> [INSTRUCTIONS TO FOLLOW] Search the records for the line with "OCR this image.". Output that line and each line after it, exactly, and stop at the end; omit pictures.

Begin RECORDED DATA

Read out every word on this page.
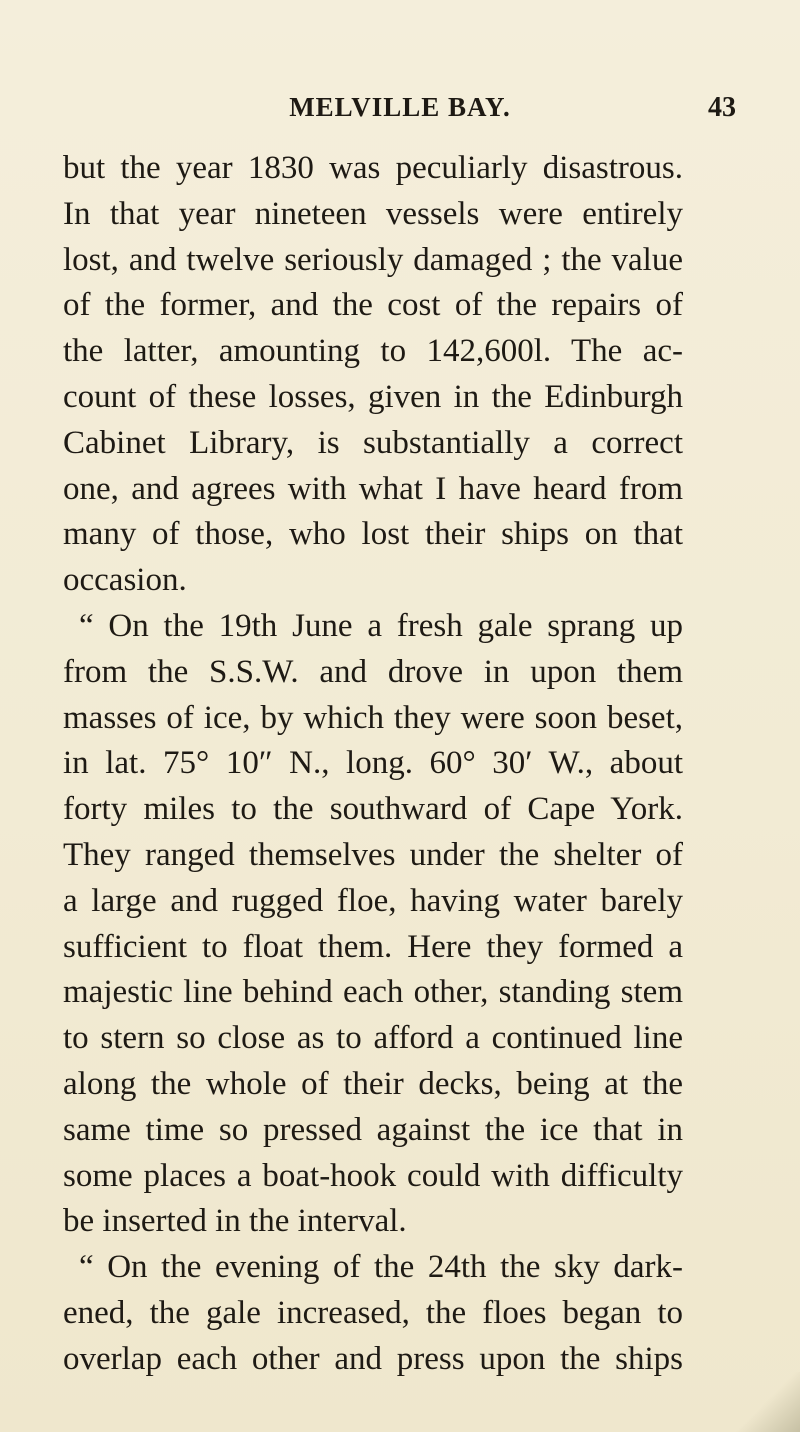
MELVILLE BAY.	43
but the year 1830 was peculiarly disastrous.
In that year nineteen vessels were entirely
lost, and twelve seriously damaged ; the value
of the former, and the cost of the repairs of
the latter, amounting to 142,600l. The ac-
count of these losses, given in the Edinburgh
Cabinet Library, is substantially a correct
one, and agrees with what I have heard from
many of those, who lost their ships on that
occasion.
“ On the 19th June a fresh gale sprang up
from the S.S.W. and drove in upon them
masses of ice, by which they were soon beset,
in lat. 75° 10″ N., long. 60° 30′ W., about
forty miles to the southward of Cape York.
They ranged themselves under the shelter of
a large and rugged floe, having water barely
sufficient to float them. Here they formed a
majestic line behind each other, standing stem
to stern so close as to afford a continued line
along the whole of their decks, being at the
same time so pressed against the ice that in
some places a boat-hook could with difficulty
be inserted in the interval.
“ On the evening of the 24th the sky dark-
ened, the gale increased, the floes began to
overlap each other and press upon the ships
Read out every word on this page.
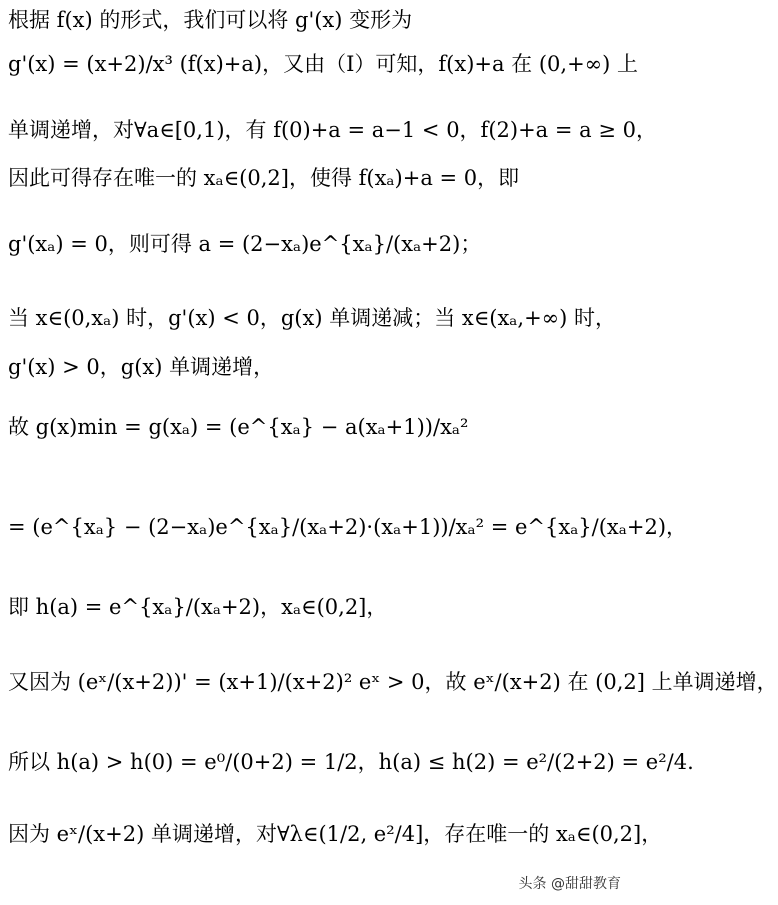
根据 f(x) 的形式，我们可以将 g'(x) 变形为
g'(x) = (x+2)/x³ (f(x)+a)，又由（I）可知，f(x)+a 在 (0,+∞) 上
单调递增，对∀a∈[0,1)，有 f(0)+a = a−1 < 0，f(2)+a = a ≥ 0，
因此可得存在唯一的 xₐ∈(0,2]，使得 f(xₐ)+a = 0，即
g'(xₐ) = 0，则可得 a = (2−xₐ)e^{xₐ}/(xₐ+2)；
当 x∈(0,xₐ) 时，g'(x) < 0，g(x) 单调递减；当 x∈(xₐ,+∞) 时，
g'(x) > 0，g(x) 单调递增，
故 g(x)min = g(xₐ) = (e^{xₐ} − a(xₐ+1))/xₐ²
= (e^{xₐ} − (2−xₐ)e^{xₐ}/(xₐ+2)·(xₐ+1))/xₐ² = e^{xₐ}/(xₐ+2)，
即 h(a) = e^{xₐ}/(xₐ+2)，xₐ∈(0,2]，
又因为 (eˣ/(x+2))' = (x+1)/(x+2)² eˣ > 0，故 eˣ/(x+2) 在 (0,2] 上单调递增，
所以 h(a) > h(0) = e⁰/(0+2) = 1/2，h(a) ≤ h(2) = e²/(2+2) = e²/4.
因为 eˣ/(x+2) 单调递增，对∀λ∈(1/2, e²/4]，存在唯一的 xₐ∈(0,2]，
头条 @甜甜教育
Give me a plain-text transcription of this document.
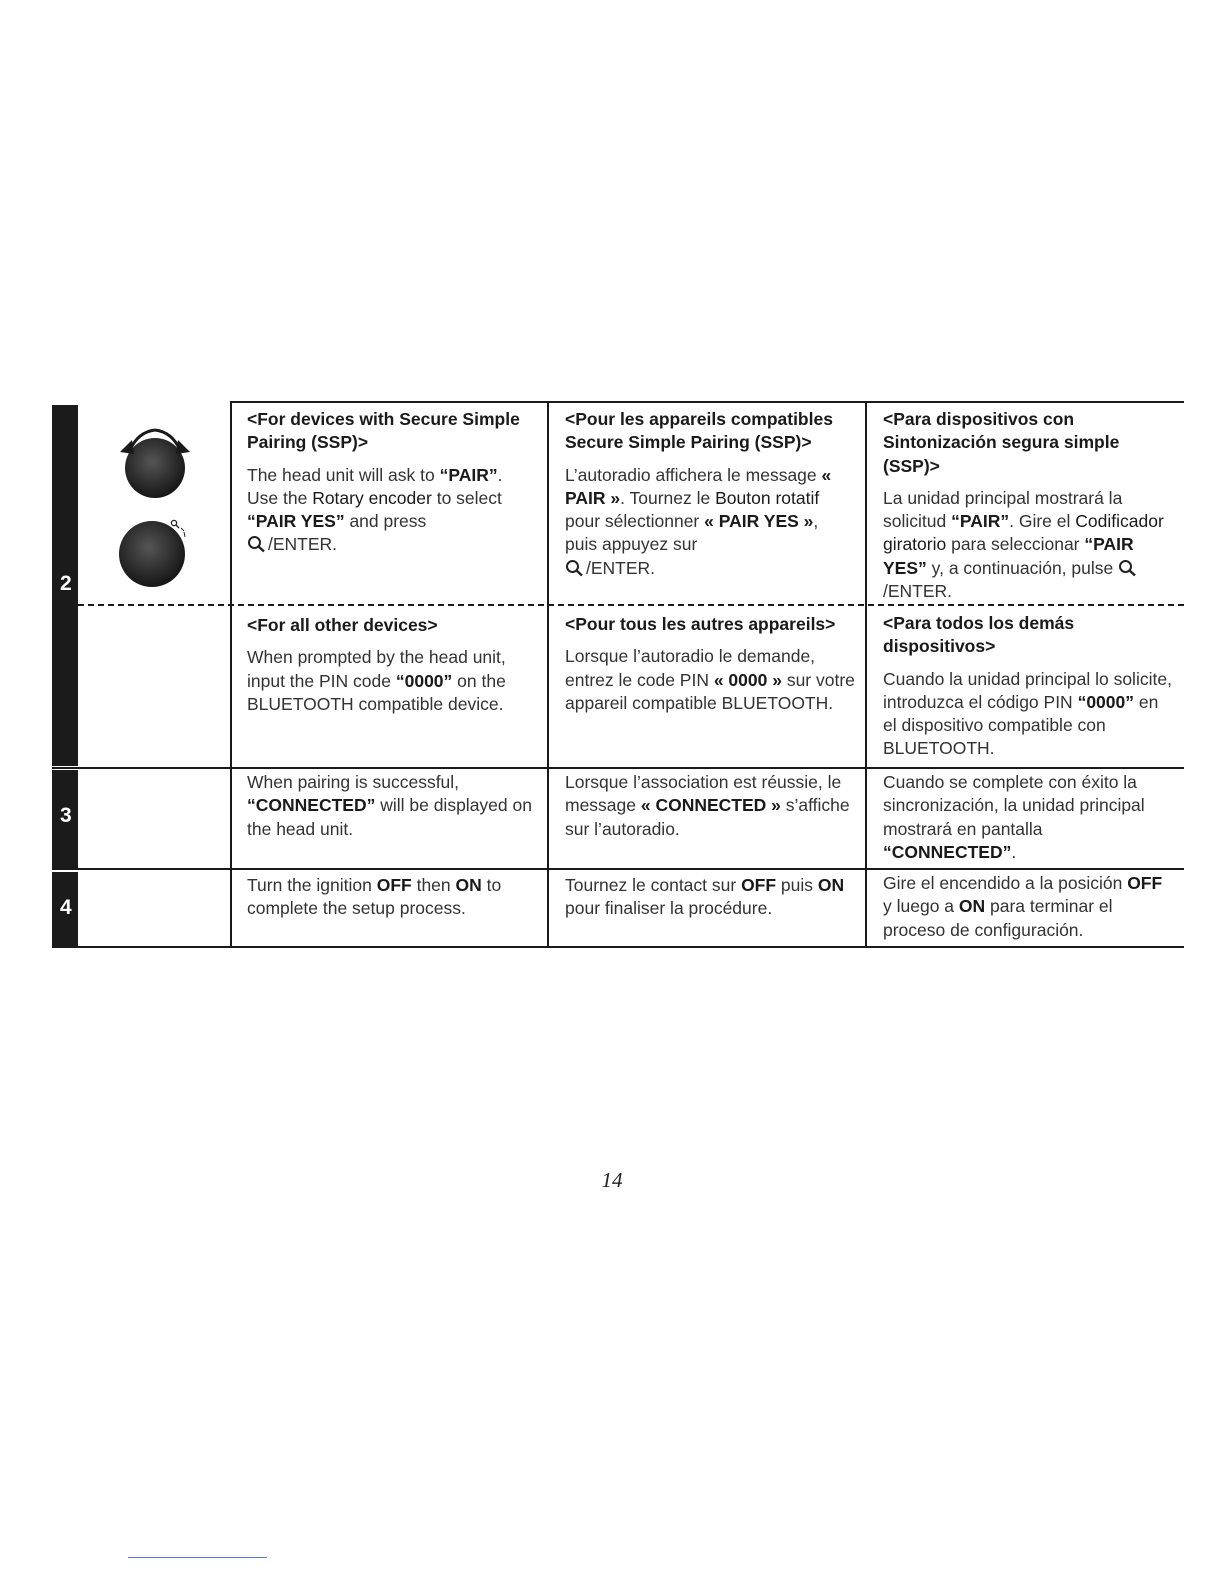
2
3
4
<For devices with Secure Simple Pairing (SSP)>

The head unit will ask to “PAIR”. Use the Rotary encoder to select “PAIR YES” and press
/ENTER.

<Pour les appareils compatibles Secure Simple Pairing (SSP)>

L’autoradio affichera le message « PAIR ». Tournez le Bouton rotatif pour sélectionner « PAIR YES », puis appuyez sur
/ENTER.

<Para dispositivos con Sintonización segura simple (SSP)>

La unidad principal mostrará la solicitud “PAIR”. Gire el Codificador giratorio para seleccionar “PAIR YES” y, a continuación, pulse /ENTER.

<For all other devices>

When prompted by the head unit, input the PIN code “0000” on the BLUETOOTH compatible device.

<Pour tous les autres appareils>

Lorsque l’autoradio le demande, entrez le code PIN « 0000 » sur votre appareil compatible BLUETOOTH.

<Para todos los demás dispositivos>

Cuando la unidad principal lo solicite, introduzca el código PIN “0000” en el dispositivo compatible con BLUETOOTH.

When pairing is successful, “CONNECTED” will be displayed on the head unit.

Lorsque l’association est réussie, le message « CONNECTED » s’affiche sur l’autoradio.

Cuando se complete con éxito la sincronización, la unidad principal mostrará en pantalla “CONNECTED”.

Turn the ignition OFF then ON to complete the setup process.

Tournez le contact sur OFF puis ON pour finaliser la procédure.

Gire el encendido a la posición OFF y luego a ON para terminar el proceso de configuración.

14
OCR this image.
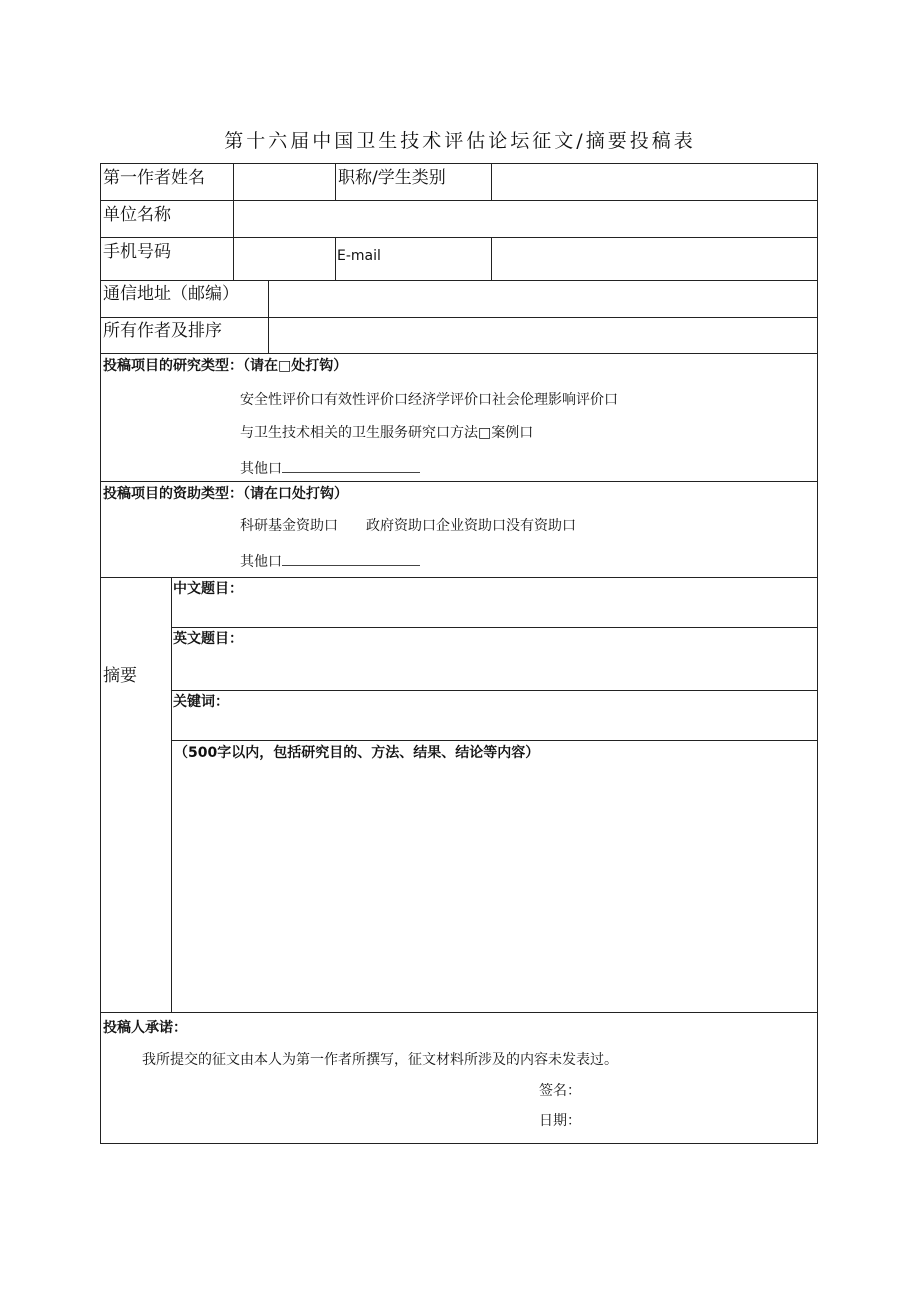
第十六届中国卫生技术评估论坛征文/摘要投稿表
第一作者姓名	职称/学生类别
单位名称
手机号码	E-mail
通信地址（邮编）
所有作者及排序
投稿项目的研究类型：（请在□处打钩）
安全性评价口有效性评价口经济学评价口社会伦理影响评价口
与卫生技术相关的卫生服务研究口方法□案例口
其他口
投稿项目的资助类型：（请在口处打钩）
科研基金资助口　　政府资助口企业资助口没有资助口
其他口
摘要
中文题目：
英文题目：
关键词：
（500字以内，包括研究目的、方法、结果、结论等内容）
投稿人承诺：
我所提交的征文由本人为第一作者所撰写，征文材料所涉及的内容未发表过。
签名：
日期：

End RECORDED DATA

> [OUTPUT BELOW]
OCR this image.
第十六届中国卫生技术评估论坛征文/摘要投稿表
第一作者姓名	职称/学生类别
单位名称
手机号码	E-mail
通信地址（邮编）
所有作者及排序
投稿项目的研究类型：（请在□处打钩）
安全性评价口有效性评价口经济学评价口社会伦理影响评价口
与卫生技术相关的卫生服务研究口方法□案例口
其他口
投稿项目的资助类型：（请在口处打钩）
科研基金资助口　　政府资助口企业资助口没有资助口
其他口
摘要
中文题目：
英文题目：
关键词：
（500字以内，包括研究目的、方法、结果、结论等内容）
投稿人承诺：
我所提交的征文由本人为第一作者所撰写，征文材料所涉及的内容未发表过。
签名：
日期：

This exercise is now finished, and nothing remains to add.